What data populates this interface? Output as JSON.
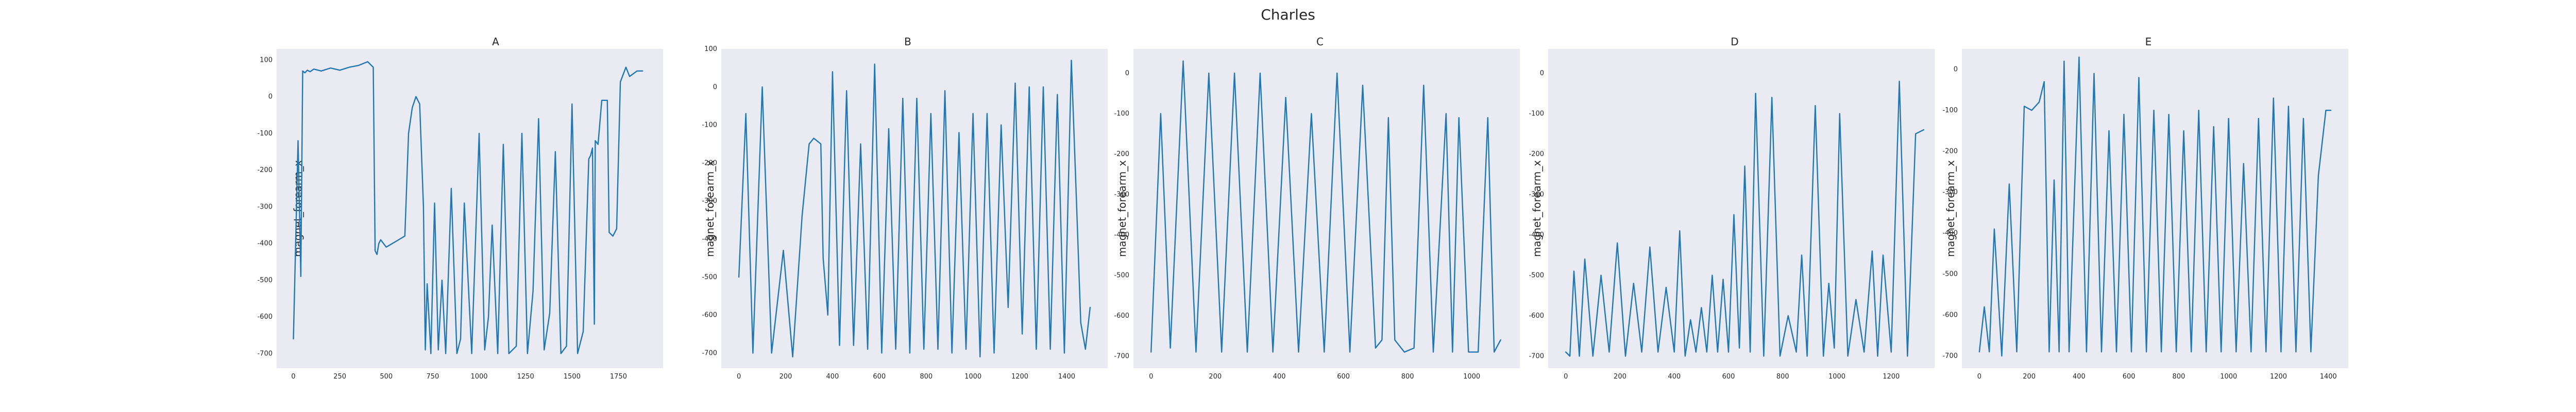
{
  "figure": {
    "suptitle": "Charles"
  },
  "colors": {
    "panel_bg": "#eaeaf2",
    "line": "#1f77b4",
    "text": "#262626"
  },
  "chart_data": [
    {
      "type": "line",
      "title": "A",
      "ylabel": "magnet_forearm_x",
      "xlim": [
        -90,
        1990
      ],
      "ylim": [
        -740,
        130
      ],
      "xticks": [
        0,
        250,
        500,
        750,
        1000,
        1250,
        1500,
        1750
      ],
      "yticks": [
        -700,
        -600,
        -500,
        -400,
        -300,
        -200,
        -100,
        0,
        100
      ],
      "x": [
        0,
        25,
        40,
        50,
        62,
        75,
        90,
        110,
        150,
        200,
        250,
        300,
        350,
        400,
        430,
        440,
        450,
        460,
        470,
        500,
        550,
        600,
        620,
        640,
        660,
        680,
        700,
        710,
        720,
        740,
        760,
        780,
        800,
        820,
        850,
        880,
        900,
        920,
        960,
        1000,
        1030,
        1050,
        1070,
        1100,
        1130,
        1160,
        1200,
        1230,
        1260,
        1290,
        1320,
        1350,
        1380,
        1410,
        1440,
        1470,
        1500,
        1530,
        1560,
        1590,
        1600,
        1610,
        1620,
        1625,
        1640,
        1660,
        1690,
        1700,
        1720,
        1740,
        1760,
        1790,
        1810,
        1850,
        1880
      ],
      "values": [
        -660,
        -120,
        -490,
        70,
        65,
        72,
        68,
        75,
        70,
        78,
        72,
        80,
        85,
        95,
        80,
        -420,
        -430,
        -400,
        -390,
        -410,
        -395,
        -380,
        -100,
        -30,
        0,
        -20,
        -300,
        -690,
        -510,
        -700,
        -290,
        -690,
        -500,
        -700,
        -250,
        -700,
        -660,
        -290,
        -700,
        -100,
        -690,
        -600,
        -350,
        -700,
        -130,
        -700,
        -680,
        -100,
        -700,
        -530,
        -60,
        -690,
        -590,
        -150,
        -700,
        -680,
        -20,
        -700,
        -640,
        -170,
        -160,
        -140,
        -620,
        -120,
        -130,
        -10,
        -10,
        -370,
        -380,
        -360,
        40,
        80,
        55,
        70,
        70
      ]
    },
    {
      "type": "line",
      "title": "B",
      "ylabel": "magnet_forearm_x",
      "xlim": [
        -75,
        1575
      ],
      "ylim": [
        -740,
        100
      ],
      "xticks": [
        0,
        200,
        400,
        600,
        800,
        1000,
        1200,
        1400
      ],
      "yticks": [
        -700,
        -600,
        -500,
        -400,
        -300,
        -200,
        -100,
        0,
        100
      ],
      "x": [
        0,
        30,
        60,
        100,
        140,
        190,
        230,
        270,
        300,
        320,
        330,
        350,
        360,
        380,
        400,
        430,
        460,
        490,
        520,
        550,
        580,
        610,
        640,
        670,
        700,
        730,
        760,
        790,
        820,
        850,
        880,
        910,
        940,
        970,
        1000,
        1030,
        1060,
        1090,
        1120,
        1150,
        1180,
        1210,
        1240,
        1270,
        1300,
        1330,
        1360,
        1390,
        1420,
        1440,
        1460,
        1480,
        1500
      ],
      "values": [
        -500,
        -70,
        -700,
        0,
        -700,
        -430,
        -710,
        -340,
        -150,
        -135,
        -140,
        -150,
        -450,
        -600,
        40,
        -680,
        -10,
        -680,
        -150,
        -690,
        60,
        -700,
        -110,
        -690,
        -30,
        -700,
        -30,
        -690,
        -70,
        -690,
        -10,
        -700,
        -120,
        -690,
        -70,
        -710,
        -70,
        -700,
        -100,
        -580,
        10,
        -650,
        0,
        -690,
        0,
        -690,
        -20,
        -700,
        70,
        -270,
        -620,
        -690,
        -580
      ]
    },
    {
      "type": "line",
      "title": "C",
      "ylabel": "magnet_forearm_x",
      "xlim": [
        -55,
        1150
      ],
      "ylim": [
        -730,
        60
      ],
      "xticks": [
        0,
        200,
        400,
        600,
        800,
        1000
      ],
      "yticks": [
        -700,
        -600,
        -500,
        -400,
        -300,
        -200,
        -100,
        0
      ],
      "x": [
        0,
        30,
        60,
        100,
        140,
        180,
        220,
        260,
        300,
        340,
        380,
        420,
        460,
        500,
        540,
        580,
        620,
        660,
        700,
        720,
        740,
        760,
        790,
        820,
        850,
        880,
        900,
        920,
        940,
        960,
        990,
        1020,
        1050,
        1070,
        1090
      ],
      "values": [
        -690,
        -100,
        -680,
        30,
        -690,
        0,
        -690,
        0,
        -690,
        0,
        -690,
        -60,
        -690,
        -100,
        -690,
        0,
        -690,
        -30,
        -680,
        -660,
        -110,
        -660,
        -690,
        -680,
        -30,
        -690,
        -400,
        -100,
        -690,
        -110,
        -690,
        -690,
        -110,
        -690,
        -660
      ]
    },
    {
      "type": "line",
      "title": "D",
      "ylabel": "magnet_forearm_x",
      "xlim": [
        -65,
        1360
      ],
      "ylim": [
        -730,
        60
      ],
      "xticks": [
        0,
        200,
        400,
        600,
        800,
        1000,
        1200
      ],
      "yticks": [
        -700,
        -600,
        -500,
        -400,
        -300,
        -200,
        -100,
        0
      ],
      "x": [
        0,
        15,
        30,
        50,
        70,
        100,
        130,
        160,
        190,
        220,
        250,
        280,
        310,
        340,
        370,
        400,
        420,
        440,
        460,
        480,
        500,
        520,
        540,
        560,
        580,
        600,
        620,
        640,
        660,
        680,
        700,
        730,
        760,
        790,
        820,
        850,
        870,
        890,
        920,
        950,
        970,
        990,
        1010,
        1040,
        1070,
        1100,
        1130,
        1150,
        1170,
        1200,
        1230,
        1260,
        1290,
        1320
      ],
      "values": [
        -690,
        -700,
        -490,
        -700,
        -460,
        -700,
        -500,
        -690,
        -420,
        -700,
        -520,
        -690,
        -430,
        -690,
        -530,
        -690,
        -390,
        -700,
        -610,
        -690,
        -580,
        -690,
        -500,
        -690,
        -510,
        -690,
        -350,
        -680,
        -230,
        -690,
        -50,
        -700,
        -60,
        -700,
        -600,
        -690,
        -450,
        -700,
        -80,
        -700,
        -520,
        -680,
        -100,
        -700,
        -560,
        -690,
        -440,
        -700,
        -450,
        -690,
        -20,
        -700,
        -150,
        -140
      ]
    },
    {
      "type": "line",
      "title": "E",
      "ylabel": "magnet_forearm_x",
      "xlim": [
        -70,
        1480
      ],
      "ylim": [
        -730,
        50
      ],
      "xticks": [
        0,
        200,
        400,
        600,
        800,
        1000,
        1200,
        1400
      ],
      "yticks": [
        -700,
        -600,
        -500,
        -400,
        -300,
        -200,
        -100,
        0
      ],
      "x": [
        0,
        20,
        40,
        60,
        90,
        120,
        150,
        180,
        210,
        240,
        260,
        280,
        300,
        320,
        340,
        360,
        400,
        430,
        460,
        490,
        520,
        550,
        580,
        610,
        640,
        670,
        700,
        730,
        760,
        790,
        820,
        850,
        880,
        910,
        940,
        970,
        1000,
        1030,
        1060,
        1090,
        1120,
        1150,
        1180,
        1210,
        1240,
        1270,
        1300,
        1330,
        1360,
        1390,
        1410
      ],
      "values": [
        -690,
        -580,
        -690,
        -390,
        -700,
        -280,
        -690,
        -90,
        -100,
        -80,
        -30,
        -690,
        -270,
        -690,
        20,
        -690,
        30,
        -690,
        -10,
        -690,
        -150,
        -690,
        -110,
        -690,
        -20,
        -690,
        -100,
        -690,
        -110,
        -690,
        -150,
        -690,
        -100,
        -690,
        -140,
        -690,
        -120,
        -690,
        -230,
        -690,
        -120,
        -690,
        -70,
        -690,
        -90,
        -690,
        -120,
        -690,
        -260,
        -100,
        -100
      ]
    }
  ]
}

==

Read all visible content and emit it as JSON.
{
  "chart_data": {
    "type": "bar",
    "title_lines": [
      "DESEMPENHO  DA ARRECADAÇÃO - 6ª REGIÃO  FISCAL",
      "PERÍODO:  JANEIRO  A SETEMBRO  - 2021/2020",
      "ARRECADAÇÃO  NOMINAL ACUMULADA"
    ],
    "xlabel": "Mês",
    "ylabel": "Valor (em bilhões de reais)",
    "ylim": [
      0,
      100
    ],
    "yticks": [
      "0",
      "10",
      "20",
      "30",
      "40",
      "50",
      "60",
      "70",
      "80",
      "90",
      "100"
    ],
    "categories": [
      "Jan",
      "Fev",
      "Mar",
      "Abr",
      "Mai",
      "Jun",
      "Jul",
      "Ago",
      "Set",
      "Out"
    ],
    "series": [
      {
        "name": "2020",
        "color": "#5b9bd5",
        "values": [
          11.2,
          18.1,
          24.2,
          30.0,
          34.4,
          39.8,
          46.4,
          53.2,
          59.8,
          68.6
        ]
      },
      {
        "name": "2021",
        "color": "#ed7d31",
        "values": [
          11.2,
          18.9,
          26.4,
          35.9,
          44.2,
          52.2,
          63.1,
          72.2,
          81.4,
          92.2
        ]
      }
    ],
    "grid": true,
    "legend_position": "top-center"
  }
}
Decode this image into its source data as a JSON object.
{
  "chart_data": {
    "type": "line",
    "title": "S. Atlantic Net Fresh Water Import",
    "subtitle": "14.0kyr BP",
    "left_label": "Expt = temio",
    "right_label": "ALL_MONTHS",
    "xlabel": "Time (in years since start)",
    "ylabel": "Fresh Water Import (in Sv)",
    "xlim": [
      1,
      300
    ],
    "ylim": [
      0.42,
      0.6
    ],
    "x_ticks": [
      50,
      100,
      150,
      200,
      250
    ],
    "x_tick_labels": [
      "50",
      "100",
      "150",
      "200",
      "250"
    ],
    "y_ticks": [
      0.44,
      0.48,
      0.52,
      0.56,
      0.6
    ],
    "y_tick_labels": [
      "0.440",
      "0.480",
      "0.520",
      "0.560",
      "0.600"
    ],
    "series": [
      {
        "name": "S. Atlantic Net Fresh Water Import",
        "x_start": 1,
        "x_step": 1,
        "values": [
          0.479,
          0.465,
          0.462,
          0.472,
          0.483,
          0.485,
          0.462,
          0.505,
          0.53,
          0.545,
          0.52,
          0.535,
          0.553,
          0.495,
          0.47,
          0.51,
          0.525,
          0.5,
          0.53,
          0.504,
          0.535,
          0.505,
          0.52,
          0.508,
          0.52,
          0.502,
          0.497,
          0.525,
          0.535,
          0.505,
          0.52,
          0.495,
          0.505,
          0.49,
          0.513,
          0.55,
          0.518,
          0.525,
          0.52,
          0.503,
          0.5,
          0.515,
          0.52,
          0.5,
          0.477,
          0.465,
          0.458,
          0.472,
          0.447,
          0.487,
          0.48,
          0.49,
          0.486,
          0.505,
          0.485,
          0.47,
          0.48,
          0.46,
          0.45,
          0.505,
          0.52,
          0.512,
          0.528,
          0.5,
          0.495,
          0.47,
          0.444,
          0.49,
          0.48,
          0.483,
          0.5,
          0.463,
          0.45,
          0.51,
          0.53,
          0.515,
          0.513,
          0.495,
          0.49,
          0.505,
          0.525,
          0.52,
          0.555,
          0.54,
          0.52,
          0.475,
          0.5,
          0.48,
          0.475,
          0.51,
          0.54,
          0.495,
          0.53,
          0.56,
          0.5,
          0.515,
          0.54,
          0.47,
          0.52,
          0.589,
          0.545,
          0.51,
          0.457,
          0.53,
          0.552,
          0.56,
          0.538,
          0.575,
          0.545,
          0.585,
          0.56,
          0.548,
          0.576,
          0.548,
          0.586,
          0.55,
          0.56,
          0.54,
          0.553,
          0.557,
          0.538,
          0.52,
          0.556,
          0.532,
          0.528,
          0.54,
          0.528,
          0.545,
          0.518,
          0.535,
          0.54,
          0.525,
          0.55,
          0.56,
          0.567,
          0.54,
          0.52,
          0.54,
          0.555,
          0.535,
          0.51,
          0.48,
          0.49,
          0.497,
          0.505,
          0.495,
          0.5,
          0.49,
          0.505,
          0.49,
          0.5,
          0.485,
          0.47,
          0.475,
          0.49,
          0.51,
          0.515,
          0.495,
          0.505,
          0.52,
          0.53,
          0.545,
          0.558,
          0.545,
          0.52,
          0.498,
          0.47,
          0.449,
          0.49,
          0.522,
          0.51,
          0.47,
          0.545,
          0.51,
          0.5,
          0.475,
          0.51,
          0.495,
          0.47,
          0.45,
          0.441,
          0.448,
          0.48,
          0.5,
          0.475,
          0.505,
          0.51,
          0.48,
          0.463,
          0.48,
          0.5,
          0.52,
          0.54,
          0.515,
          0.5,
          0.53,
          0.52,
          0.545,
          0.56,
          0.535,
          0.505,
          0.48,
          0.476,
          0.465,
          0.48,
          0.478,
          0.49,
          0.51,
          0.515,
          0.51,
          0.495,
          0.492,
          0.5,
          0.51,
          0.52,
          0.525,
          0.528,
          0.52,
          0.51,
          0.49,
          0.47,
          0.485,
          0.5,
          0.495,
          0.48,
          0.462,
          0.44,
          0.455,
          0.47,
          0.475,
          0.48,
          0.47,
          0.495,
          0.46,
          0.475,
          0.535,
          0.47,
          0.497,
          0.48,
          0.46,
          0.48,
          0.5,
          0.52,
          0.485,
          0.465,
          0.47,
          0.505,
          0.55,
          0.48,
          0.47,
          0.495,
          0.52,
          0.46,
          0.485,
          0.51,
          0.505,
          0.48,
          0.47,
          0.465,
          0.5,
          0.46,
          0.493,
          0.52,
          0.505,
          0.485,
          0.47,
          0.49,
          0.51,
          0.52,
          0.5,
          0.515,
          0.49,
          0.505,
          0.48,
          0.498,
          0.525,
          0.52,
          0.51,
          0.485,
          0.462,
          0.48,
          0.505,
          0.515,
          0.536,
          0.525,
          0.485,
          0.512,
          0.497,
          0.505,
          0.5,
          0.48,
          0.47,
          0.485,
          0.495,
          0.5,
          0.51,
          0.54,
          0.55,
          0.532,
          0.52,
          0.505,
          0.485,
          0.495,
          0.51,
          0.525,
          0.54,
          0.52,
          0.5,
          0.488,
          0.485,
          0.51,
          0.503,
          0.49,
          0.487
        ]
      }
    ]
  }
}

--

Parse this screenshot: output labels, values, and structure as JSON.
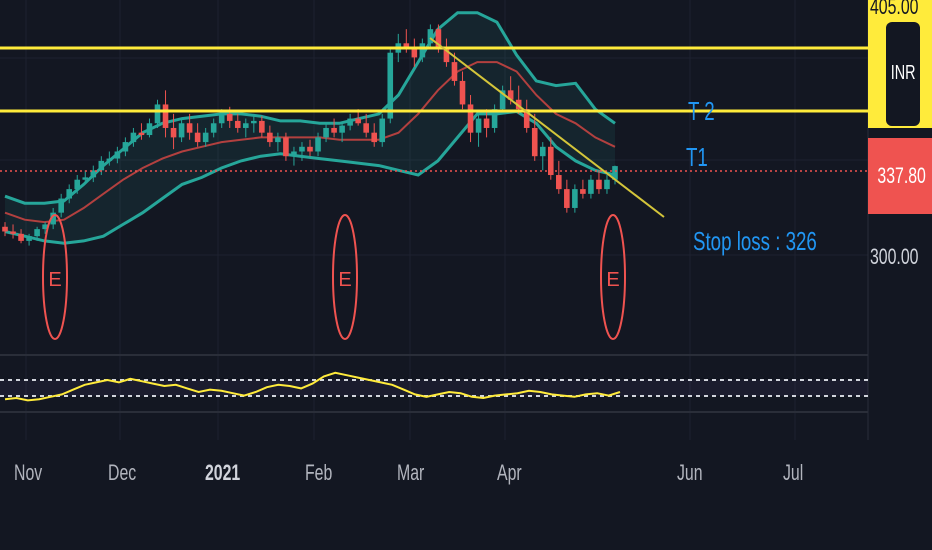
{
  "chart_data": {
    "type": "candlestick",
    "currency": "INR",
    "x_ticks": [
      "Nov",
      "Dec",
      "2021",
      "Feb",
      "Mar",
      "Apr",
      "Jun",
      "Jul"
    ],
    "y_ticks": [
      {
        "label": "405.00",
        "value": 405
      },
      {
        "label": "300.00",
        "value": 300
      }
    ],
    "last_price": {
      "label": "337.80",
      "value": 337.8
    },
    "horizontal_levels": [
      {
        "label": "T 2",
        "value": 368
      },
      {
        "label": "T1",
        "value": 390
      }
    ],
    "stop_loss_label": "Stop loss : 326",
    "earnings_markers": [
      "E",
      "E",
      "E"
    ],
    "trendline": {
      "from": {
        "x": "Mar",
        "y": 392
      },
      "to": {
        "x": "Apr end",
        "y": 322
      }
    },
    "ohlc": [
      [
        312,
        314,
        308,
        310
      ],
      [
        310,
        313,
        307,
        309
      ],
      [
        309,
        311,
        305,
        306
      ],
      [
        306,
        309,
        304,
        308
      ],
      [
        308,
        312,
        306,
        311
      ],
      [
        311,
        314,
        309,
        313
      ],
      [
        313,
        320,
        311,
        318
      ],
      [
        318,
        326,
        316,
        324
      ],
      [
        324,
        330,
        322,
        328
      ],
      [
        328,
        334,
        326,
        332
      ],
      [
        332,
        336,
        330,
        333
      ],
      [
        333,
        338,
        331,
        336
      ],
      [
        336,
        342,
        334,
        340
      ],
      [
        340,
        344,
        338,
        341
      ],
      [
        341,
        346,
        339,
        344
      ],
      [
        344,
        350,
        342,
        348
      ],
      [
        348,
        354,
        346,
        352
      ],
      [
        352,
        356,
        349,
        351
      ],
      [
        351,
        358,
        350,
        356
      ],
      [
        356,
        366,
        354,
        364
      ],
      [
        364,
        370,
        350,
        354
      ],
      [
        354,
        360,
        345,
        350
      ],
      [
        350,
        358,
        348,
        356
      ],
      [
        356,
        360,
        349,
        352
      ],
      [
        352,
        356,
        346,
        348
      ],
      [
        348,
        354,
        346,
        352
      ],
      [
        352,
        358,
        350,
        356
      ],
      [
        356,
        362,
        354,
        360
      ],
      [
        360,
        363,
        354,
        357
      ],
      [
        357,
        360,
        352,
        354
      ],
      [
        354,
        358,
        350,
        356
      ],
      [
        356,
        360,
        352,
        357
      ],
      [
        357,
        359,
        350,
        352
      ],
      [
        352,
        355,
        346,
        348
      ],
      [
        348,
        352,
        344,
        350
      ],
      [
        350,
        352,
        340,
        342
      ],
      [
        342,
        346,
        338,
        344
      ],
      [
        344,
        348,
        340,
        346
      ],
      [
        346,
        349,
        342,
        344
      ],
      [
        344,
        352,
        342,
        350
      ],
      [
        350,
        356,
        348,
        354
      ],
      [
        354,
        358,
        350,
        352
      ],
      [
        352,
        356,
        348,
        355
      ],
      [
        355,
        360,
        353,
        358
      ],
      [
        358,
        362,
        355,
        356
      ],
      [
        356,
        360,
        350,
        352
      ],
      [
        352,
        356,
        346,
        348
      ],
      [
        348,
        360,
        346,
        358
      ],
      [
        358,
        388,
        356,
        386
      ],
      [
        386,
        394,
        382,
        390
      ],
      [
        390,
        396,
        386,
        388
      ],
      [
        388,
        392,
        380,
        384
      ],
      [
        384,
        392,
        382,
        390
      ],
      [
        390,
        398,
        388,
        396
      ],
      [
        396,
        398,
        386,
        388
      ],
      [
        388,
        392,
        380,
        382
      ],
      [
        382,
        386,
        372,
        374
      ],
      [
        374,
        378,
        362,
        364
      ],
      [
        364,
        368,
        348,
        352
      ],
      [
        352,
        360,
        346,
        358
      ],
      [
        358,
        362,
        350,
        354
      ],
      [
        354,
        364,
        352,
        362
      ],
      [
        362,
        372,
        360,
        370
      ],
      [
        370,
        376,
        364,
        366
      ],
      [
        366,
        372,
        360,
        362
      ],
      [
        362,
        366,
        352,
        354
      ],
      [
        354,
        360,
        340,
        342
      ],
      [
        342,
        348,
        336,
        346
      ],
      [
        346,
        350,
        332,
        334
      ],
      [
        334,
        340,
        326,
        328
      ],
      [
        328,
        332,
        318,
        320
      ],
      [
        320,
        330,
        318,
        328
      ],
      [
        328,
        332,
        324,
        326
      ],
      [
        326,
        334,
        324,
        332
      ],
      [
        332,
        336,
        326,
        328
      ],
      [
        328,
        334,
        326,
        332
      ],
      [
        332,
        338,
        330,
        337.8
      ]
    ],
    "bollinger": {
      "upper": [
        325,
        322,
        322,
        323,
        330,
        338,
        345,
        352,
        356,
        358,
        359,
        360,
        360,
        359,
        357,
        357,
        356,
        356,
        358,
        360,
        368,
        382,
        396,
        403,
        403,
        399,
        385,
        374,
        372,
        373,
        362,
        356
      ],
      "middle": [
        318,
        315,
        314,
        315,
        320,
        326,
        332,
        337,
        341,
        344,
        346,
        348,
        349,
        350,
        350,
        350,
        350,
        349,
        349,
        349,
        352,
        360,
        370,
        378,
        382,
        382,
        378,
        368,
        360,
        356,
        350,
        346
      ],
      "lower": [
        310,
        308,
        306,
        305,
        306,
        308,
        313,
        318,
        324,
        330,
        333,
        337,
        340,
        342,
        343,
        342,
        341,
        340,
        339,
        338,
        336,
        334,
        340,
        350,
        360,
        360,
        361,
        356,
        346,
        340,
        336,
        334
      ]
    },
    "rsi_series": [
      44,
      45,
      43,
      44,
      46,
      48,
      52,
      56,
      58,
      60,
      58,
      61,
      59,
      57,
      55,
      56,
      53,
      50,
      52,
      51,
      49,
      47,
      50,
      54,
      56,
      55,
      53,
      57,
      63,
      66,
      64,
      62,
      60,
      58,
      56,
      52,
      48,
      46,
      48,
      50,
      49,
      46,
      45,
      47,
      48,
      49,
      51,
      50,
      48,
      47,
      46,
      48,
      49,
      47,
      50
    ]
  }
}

Your objective »
Go through the listing above and locate each line that holds the word "Water". Copy those lines.

Result for this task »
    "title": "S. Atlantic Net Fresh Water Import",
    "ylabel": "Fresh Water Import (in Sv)",
        "name": "S. Atlantic Net Fresh Water Import",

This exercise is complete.